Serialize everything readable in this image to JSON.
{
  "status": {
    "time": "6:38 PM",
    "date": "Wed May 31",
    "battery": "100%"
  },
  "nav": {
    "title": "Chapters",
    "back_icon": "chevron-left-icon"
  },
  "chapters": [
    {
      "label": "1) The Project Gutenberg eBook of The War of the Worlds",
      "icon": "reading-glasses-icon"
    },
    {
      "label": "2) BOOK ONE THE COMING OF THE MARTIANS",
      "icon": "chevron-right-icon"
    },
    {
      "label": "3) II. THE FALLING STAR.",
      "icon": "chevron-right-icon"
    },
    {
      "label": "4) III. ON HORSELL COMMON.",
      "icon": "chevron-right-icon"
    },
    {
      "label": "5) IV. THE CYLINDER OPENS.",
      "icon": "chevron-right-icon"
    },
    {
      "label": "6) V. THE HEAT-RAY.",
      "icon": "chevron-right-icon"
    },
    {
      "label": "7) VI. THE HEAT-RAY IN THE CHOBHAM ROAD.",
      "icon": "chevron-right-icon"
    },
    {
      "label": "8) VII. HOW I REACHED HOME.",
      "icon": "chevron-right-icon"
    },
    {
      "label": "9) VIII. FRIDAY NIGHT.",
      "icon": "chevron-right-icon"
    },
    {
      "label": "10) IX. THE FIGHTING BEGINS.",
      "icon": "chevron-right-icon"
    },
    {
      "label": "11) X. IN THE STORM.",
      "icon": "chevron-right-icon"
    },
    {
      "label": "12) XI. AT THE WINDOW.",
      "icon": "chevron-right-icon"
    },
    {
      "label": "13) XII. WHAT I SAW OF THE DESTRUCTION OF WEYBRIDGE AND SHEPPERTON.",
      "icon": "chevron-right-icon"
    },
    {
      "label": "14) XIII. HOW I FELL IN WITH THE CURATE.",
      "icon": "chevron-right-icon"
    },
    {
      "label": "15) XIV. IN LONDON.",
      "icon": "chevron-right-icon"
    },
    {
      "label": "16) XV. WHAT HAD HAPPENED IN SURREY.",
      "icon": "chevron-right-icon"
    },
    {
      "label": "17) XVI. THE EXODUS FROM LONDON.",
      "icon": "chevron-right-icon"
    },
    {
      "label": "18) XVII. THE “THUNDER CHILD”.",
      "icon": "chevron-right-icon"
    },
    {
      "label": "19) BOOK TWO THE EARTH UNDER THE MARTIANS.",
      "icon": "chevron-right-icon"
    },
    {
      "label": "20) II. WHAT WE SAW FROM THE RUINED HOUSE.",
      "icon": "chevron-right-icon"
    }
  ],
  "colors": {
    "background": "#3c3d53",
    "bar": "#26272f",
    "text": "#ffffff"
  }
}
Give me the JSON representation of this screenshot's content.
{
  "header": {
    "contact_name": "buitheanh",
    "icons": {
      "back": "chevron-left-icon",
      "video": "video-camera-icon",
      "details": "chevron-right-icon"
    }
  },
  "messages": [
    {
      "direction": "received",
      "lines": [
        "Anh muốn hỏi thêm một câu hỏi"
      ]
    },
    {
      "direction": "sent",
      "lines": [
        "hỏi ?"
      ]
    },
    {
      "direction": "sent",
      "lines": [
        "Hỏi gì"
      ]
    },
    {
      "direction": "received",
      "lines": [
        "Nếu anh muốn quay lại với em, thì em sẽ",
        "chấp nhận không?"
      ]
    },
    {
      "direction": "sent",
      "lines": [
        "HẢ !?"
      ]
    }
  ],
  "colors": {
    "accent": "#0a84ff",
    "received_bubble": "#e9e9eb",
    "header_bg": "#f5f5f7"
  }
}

WORK TO COMPLETE -> Pull out each line of the records holding the string "FROM".

COMPLETE RESPONSE ->
      "label": "17) XVI. THE EXODUS FROM LONDON.",
      "label": "20) II. WHAT WE SAW FROM THE RUINED HOUSE.",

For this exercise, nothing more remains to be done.